Collection entries:
□ □ □ □ □ □ □
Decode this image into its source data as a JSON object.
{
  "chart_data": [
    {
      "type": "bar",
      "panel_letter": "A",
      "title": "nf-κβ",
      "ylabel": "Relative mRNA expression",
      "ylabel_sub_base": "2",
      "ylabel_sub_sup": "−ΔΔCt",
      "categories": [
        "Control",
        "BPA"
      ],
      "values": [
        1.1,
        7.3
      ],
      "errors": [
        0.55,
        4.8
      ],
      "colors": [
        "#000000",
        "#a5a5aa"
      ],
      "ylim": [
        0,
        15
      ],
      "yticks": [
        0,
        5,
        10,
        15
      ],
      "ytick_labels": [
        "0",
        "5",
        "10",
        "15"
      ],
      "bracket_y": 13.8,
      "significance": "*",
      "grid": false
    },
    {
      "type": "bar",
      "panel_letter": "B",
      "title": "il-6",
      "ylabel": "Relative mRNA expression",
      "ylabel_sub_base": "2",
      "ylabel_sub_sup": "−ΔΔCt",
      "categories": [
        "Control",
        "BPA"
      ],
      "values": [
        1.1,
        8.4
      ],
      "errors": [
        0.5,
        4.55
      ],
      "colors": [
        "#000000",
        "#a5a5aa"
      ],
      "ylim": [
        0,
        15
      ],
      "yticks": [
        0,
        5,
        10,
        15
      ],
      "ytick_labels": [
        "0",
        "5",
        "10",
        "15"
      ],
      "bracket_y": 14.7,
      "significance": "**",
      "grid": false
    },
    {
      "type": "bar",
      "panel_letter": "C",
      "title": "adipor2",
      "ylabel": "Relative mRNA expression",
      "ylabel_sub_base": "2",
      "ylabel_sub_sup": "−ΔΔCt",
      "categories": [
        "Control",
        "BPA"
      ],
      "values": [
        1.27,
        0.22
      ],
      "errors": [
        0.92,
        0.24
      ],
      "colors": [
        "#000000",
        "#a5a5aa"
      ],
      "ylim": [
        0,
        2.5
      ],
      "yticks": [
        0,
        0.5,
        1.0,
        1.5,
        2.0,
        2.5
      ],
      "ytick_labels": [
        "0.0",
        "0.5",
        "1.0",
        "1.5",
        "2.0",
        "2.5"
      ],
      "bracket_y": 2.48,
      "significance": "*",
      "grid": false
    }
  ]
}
□ □ □ □ □ □ □
> _Exercise aim_
The data should be transcribed exactly, line for line.

> _Exercise answer_
Decode this image into its source data as a JSON object.
{
  "chart_data": [
    {
      "type": "bar",
      "panel_letter": "A",
      "title": "nf-κβ",
      "ylabel": "Relative mRNA expression",
      "ylabel_sub_base": "2",
      "ylabel_sub_sup": "−ΔΔCt",
      "categories": [
        "Control",
        "BPA"
      ],
      "values": [
        1.1,
        7.3
      ],
      "errors": [
        0.55,
        4.8
      ],
      "colors": [
        "#000000",
        "#a5a5aa"
      ],
      "ylim": [
        0,
        15
      ],
      "yticks": [
        0,
        5,
        10,
        15
      ],
      "ytick_labels": [
        "0",
        "5",
        "10",
        "15"
      ],
      "bracket_y": 13.8,
      "significance": "*",
      "grid": false
    },
    {
      "type": "bar",
      "panel_letter": "B",
      "title": "il-6",
      "ylabel": "Relative mRNA expression",
      "ylabel_sub_base": "2",
      "ylabel_sub_sup": "−ΔΔCt",
      "categories": [
        "Control",
        "BPA"
      ],
      "values": [
        1.1,
        8.4
      ],
      "errors": [
        0.5,
        4.55
      ],
      "colors": [
        "#000000",
        "#a5a5aa"
      ],
      "ylim": [
        0,
        15
      ],
      "yticks": [
        0,
        5,
        10,
        15
      ],
      "ytick_labels": [
        "0",
        "5",
        "10",
        "15"
      ],
      "bracket_y": 14.7,
      "significance": "**",
      "grid": false
    },
    {
      "type": "bar",
      "panel_letter": "C",
      "title": "adipor2",
      "ylabel": "Relative mRNA expression",
      "ylabel_sub_base": "2",
      "ylabel_sub_sup": "−ΔΔCt",
      "categories": [
        "Control",
        "BPA"
      ],
      "values": [
        1.27,
        0.22
      ],
      "errors": [
        0.92,
        0.24
      ],
      "colors": [
        "#000000",
        "#a5a5aa"
      ],
      "ylim": [
        0,
        2.5
      ],
      "yticks": [
        0,
        0.5,
        1.0,
        1.5,
        2.0,
        2.5
      ],
      "ytick_labels": [
        "0.0",
        "0.5",
        "1.0",
        "1.5",
        "2.0",
        "2.5"
      ],
      "bracket_y": 2.48,
      "significance": "*",
      "grid": false
    }
  ]
}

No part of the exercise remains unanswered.